BRIEF: Your task is to extract every entry that follows word for word while excluding the pictures.

DATASET CONTENT:
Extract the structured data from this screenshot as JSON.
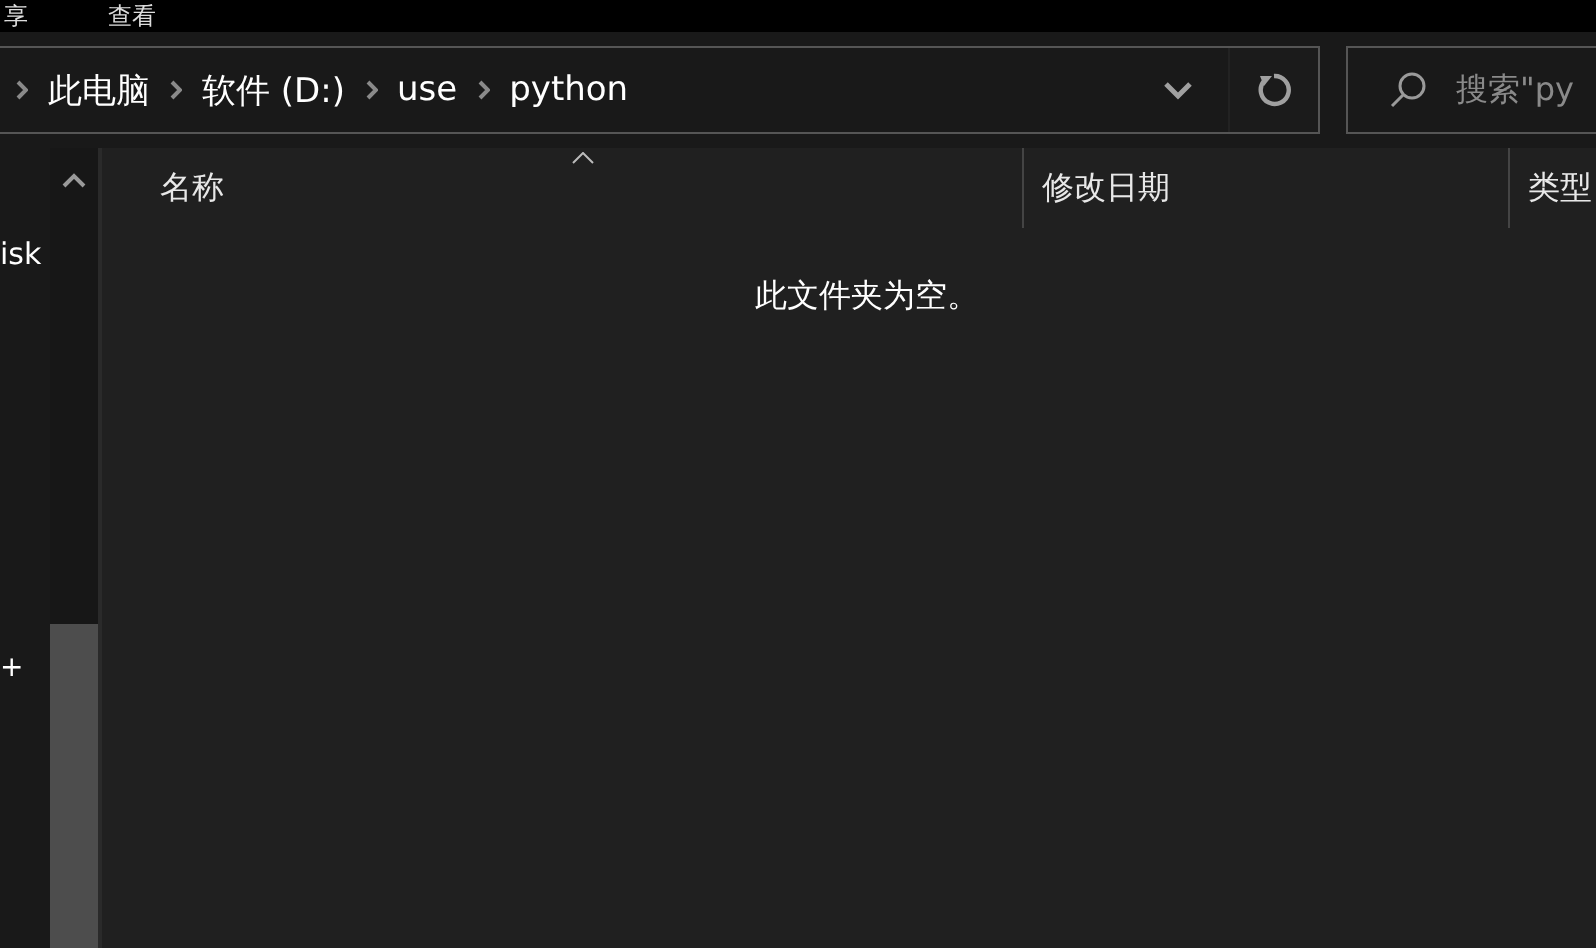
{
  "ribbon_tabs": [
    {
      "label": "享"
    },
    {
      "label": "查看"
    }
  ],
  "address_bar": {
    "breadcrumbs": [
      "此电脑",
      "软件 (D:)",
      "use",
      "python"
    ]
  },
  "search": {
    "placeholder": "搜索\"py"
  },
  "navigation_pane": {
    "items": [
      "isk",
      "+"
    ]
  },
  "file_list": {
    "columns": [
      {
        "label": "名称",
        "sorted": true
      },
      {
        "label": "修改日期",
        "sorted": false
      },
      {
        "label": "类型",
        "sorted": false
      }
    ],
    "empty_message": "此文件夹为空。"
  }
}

SOLUTION FOR THIS TASK:
Extract the structured data from this screenshot as JSON.
{
  "ribbon_tabs": [
    {
      "label": "享"
    },
    {
      "label": "查看"
    }
  ],
  "address_bar": {
    "breadcrumbs": [
      "此电脑",
      "软件 (D:)",
      "use",
      "python"
    ]
  },
  "search": {
    "placeholder": "搜索\"py"
  },
  "navigation_pane": {
    "items": [
      "isk",
      "+"
    ]
  },
  "file_list": {
    "columns": [
      {
        "label": "名称",
        "sorted": true
      },
      {
        "label": "修改日期",
        "sorted": false
      },
      {
        "label": "类型",
        "sorted": false
      }
    ],
    "empty_message": "此文件夹为空。"
  }
}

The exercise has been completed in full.